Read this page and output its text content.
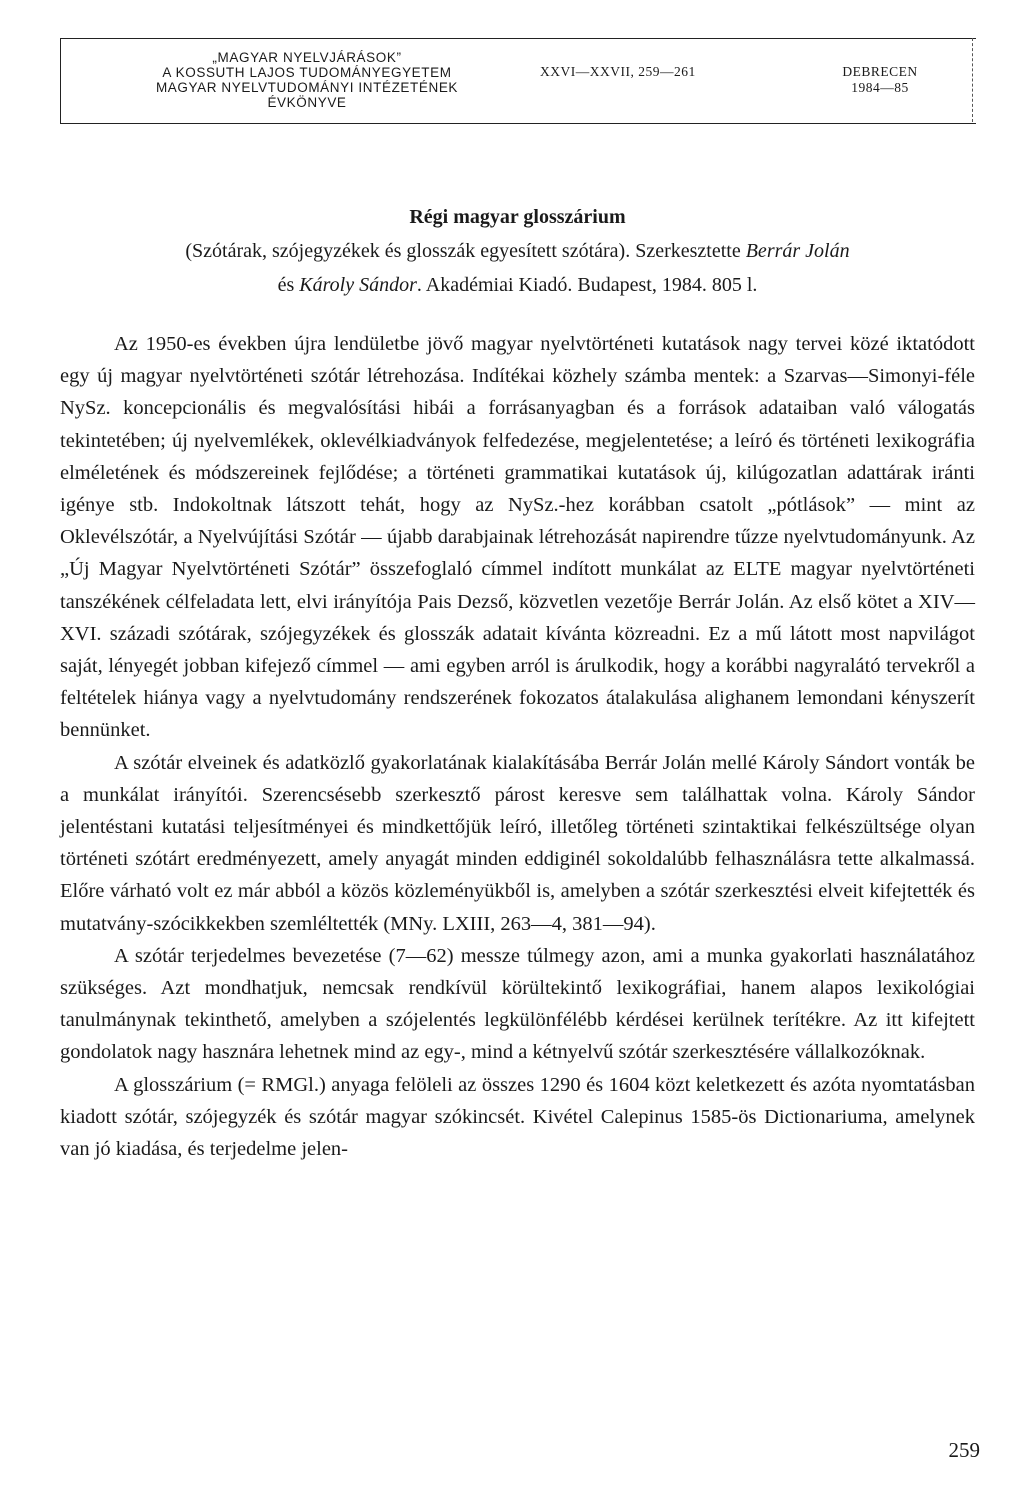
„MAGYAR NYELVJÁRÁSOK”
A KOSSUTH LAJOS TUDOMÁNYEGYETEM
MAGYAR NYELVTUDOMÁNYI INTÉZETÉNEK
ÉVKÖNYVE
XXVI—XXVII, 259—261	DEBRECEN
1984—85
Régi magyar glosszárium
(Szótárak, szójegyzékek és glosszák egyesített szótára). Szerkesztette Berrár Jolán
és Károly Sándor. Akadémiai Kiadó. Budapest, 1984. 805 l.

Az 1950-es években újra lendületbe jövő magyar nyelvtörténeti kutatások nagy tervei közé iktatódott egy új magyar nyelvtörténeti szótár létrehozása. Indítékai közhely számba mentek: a Szarvas—Simonyi-féle NySz. koncepcionális és megvalósítási hibái a forrásanyagban és a források adataiban való válogatás tekintetében; új nyelvemlékek, oklevélkiadványok felfedezése, megjelentetése; a leíró és történeti lexikográfia elméletének és módszereinek fejlődése; a történeti grammatikai kutatások új, kilúgozatlan adattárak iránti igénye stb. Indokoltnak látszott tehát, hogy az NySz.-hez korábban csatolt „pótlások” — mint az Oklevélszótár, a Nyelvújítási Szótár — újabb darabjainak létrehozását napirendre tűzze nyelvtudományunk. Az „Új Magyar Nyelvtörténeti Szótár” összefoglaló címmel indított munkálat az ELTE magyar nyelvtörténeti tanszékének célfeladata lett, elvi irányítója Pais Dezső, közvetlen vezetője Berrár Jolán. Az első kötet a XIV—XVI. századi szótárak, szójegyzékek és glosszák adatait kívánta közreadni. Ez a mű látott most napvilágot saját, lényegét jobban kifejező címmel — ami egyben arról is árulkodik, hogy a korábbi nagyralátó tervekről a feltételek hiánya vagy a nyelvtudomány rendszerének fokozatos átalakulása alighanem lemondani kényszerít bennünket.

A szótár elveinek és adatközlő gyakorlatának kialakításába Berrár Jolán mellé Károly Sándort vonták be a munkálat irányítói. Szerencsésebb szerkesztő párost keresve sem találhattak volna. Károly Sándor jelentéstani kutatási teljesítményei és mindkettőjük leíró, illetőleg történeti szintaktikai felkészültsége olyan történeti szótárt eredményezett, amely anyagát minden eddiginél sokoldalúbb felhasználásra tette alkalmassá. Előre várható volt ez már abból a közös közleményükből is, amelyben a szótár szerkesztési elveit kifejtették és mutatvány-szócikkekben szemléltették (MNy. LXIII, 263—4, 381—94).

A szótár terjedelmes bevezetése (7—62) messze túlmegy azon, ami a munka gyakorlati használatához szükséges. Azt mondhatjuk, nemcsak rendkívül körültekintő lexikográfiai, hanem alapos lexikológiai tanulmánynak tekinthető, amelyben a szójelentés legkülönfélébb kérdései kerülnek terítékre. Az itt kifejtett gondolatok nagy hasznára lehetnek mind az egy-, mind a kétnyelvű szótár szerkesztésére vállalkozóknak.

A glosszárium (= RMGl.) anyaga felöleli az összes 1290 és 1604 közt keletkezett és azóta nyomtatásban kiadott szótár, szójegyzék és szótár magyar szókincsét. Kivétel Calepinus 1585-ös Dictionariuma, amelynek van jó kiadása, és terjedelme jelen-

259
☆ ☆ ☆ ☆
▸ WHAT YOU WILL DO: Your copy should repeat each entry above exactly but contain no pictures.

▸ EXERCISE SOLUTION:
Read this page and output its text content.
„MAGYAR NYELVJÁRÁSOK”
A KOSSUTH LAJOS TUDOMÁNYEGYETEM
MAGYAR NYELVTUDOMÁNYI INTÉZETÉNEK
ÉVKÖNYVE
XXVI—XXVII, 259—261	DEBRECEN
1984—85
Régi magyar glosszárium
(Szótárak, szójegyzékek és glosszák egyesített szótára). Szerkesztette Berrár Jolán
és Károly Sándor. Akadémiai Kiadó. Budapest, 1984. 805 l.

Az 1950-es években újra lendületbe jövő magyar nyelvtörténeti kutatások nagy tervei közé iktatódott egy új magyar nyelvtörténeti szótár létrehozása. Indítékai közhely számba mentek: a Szarvas—Simonyi-féle NySz. koncepcionális és megvalósítási hibái a forrásanyagban és a források adataiban való válogatás tekintetében; új nyelvemlékek, oklevélkiadványok felfedezése, megjelentetése; a leíró és történeti lexikográfia elméletének és módszereinek fejlődése; a történeti grammatikai kutatások új, kilúgozatlan adattárak iránti igénye stb. Indokoltnak látszott tehát, hogy az NySz.-hez korábban csatolt „pótlások” — mint az Oklevélszótár, a Nyelvújítási Szótár — újabb darabjainak létrehozását napirendre tűzze nyelvtudományunk. Az „Új Magyar Nyelvtörténeti Szótár” összefoglaló címmel indított munkálat az ELTE magyar nyelvtörténeti tanszékének célfeladata lett, elvi irányítója Pais Dezső, közvetlen vezetője Berrár Jolán. Az első kötet a XIV—XVI. századi szótárak, szójegyzékek és glosszák adatait kívánta közreadni. Ez a mű látott most napvilágot saját, lényegét jobban kifejező címmel — ami egyben arról is árulkodik, hogy a korábbi nagyralátó tervekről a feltételek hiánya vagy a nyelvtudomány rendszerének fokozatos átalakulása alighanem lemondani kényszerít bennünket.

A szótár elveinek és adatközlő gyakorlatának kialakításába Berrár Jolán mellé Károly Sándort vonták be a munkálat irányítói. Szerencsésebb szerkesztő párost keresve sem találhattak volna. Károly Sándor jelentéstani kutatási teljesítményei és mindkettőjük leíró, illetőleg történeti szintaktikai felkészültsége olyan történeti szótárt eredményezett, amely anyagát minden eddiginél sokoldalúbb felhasználásra tette alkalmassá. Előre várható volt ez már abból a közös közleményükből is, amelyben a szótár szerkesztési elveit kifejtették és mutatvány-szócikkekben szemléltették (MNy. LXIII, 263—4, 381—94).

A szótár terjedelmes bevezetése (7—62) messze túlmegy azon, ami a munka gyakorlati használatához szükséges. Azt mondhatjuk, nemcsak rendkívül körültekintő lexikográfiai, hanem alapos lexikológiai tanulmánynak tekinthető, amelyben a szójelentés legkülönfélébb kérdései kerülnek terítékre. Az itt kifejtett gondolatok nagy hasznára lehetnek mind az egy-, mind a kétnyelvű szótár szerkesztésére vállalkozóknak.

A glosszárium (= RMGl.) anyaga felöleli az összes 1290 és 1604 közt keletkezett és azóta nyomtatásban kiadott szótár, szójegyzék és szótár magyar szókincsét. Kivétel Calepinus 1585-ös Dictionariuma, amelynek van jó kiadása, és terjedelme jelen-

259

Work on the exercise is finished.